◆ **Goal**
Find every line with "Bapak" in it, then report how many there are and nothing more.

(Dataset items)
######
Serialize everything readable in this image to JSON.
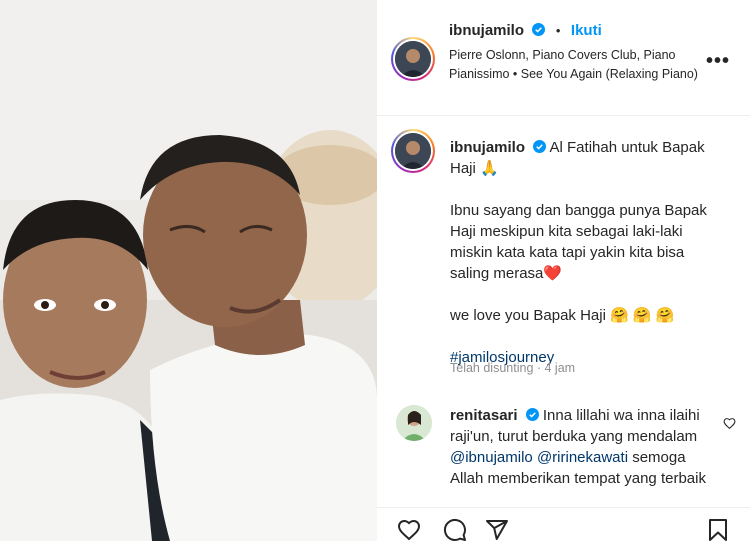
{
  "post": {
    "username": "ibnujamilo",
    "follow_label": "Ikuti",
    "music": "Pierre Oslonn, Piano Covers Club, Piano Pianissimo • See You Again (Relaxing Piano)",
    "caption_first": "Al Fatihah untuk Bapak Haji 🙏",
    "caption_paragraphs": [
      "Ibnu sayang dan bangga punya Bapak Haji meskipun kita sebagai laki-laki miskin kata kata tapi yakin kita bisa saling merasa❤️",
      "we love you Bapak Haji 🤗 🤗 🤗"
    ],
    "hashtag": "#jamilosjourney",
    "timestamp": "Telah disunting · 4 jam"
  },
  "comment": {
    "username": "renitasari",
    "text_start": "Inna lillahi wa inna ilaihi raji'un, turut berduka yang mendalam",
    "mention_1": "@ibnujamilo",
    "mention_2": "@ririnekawati",
    "text_end": "semoga Allah memberikan tempat yang terbaik"
  },
  "icons": [
    "verified-badge",
    "more-icon",
    "heart-icon",
    "comment-icon",
    "share-icon",
    "bookmark-icon"
  ],
  "colors": {
    "accent": "#0095f6",
    "link": "#00376b",
    "muted": "#8e8e8e",
    "verified": "#0095f6"
  }
}
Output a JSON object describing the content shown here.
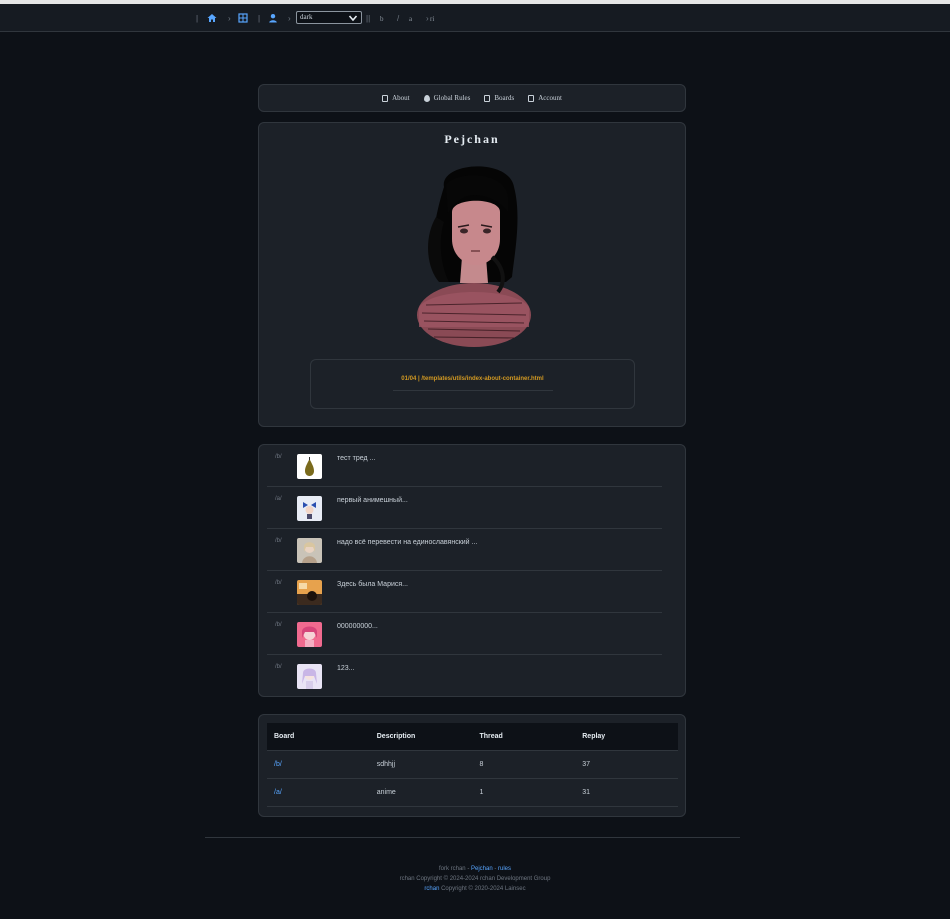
{
  "topbar": {
    "theme_value": "dark",
    "b_label": "b",
    "a_label": "a",
    "c_label": "ri",
    "icons": [
      "home-icon",
      "grid-icon",
      "user-icon"
    ]
  },
  "nav": {
    "items": [
      {
        "label": "About",
        "icon": "document-icon"
      },
      {
        "label": "Global Rules",
        "icon": "drop-icon"
      },
      {
        "label": "Boards",
        "icon": "document-icon"
      },
      {
        "label": "Account",
        "icon": "document-icon"
      }
    ]
  },
  "intro": {
    "title": "Pejchan",
    "notice": "01/04 | /templates/utils/index-about-container.html"
  },
  "threads": [
    {
      "board": "/b/",
      "subject": "тест тред ...",
      "thumb": "pear"
    },
    {
      "board": "/a/",
      "subject": "первый анимешный...",
      "thumb": "chibi-blue"
    },
    {
      "board": "/b/",
      "subject": "надо всё перевести на единославянский ...",
      "thumb": "girl-pale"
    },
    {
      "board": "/b/",
      "subject": "Здесь была Марися...",
      "thumb": "warm-photo"
    },
    {
      "board": "/b/",
      "subject": "000000000...",
      "thumb": "pink-girl"
    },
    {
      "board": "/b/",
      "subject": "123...",
      "thumb": "lavender-girl"
    }
  ],
  "boards": {
    "headers": [
      "Board",
      "Description",
      "Thread",
      "Replay"
    ],
    "rows": [
      {
        "board": "/b/",
        "description": "sdhhjj",
        "thread": "8",
        "replay": "37"
      },
      {
        "board": "/a/",
        "description": "anime",
        "thread": "1",
        "replay": "31"
      }
    ]
  },
  "footer": {
    "line1_prefix": "fork rchan - ",
    "line1_link1": "Pejchan",
    "line1_sep": " - ",
    "line1_link2": "rules",
    "line2": "rchan Copyright © 2024-2024 rchan Development Group",
    "line3_link": "rchan",
    "line3_rest": " Copyright © 2020-2024 Lainsec"
  },
  "colors": {
    "background": "#0d1117",
    "panel": "#1c2128",
    "accent": "#58a6ff",
    "notice": "#d29922"
  }
}
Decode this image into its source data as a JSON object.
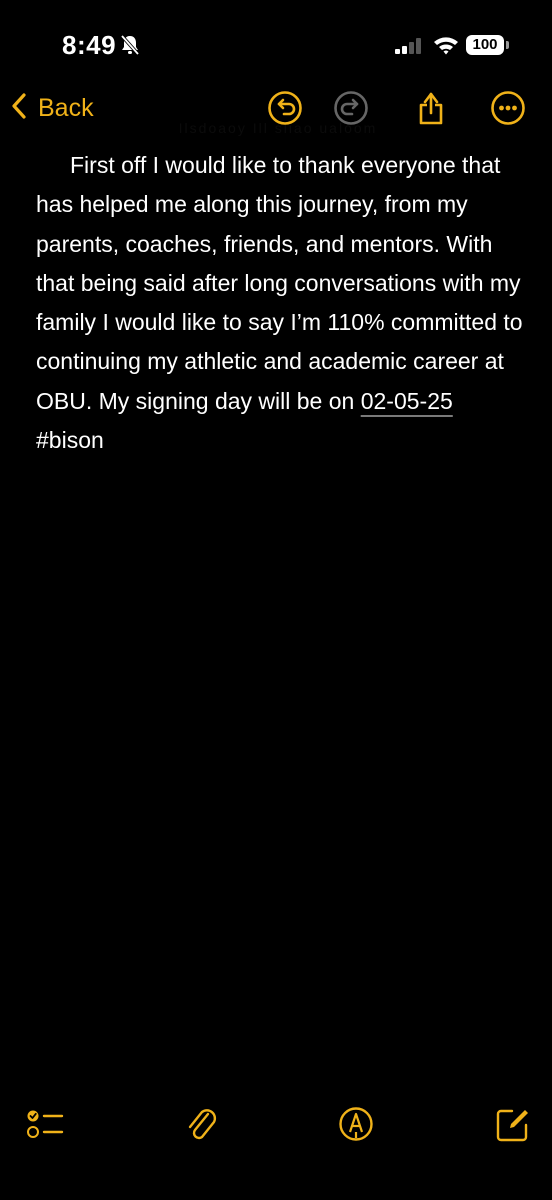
{
  "status_bar": {
    "time": "8:49",
    "battery": "100",
    "icons": [
      "bell-slash-icon",
      "cellular-signal-icon",
      "wifi-icon",
      "battery-icon"
    ]
  },
  "nav": {
    "back_label": "Back",
    "ghost_title": "Ilsdoaoy Ill sliao ualoom",
    "icons": [
      "chevron-left-icon",
      "undo-icon",
      "redo-icon",
      "share-icon",
      "more-icon"
    ]
  },
  "note": {
    "body": "First off I would like to thank everyone that has helped me along this journey, from my parents, coaches, friends, and mentors. With that being said after long conversations with my family I would like to say I’m 110% committed to continuing my athletic and academic career at OBU. My signing day will be on",
    "date": "02-05-25",
    "hashtag": " #bison"
  },
  "toolbar": {
    "icons": [
      "checklist-icon",
      "paperclip-icon",
      "markup-icon",
      "compose-icon"
    ]
  },
  "colors": {
    "accent": "#f0b219",
    "background": "#000000",
    "text": "#ffffff"
  }
}
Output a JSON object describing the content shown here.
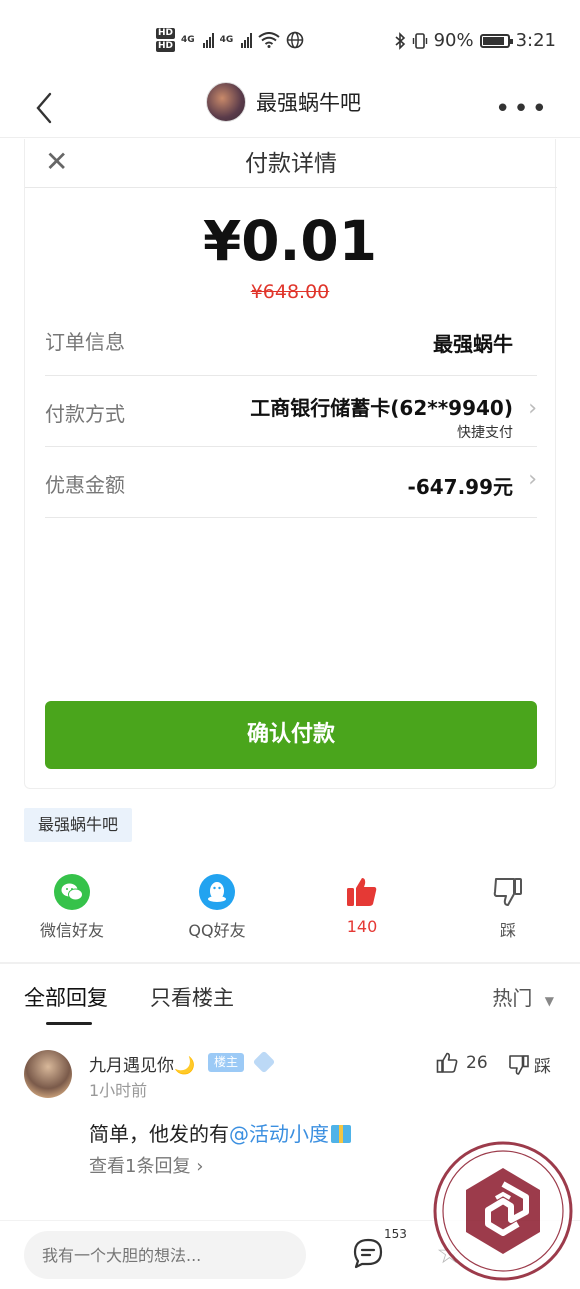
{
  "status_bar": {
    "hd_1": "HD",
    "hd_2": "HD",
    "net_1": "4G",
    "net_2": "4G",
    "battery_percent": "90%",
    "battery_level": 0.9,
    "time": "3:21"
  },
  "nav": {
    "title": "最强蜗牛吧"
  },
  "payment": {
    "title": "付款详情",
    "amount": "¥0.01",
    "original_amount": "¥648.00",
    "rows": [
      {
        "label": "订单信息",
        "value": "最强蜗牛"
      },
      {
        "label": "付款方式",
        "value": "工商银行储蓄卡(62**9940)",
        "sub": "快捷支付"
      },
      {
        "label": "优惠金额",
        "value": "-647.99元"
      }
    ],
    "confirm_label": "确认付款"
  },
  "forum_tag": "最强蜗牛吧",
  "share": {
    "wechat_label": "微信好友",
    "qq_label": "QQ好友",
    "like_count": "140",
    "dislike_label": "踩"
  },
  "tabs": {
    "all": "全部回复",
    "owner_only": "只看楼主",
    "sort": "热门"
  },
  "comment": {
    "name": "九月遇见你🌙",
    "badge": "楼主",
    "time": "1小时前",
    "text_prefix": "简单，他发的有",
    "mention": "@活动小度",
    "replies": "查看1条回复",
    "like_count": "26",
    "dislike_label": "踩"
  },
  "bottom": {
    "placeholder": "我有一个大胆的想法...",
    "comment_count": "153"
  },
  "colors": {
    "confirm_green": "#4aa51c",
    "discount_red": "#e0352b",
    "like_red": "#e53935",
    "mention_blue": "#3b8fe0"
  }
}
######
◆ **Written solution**
3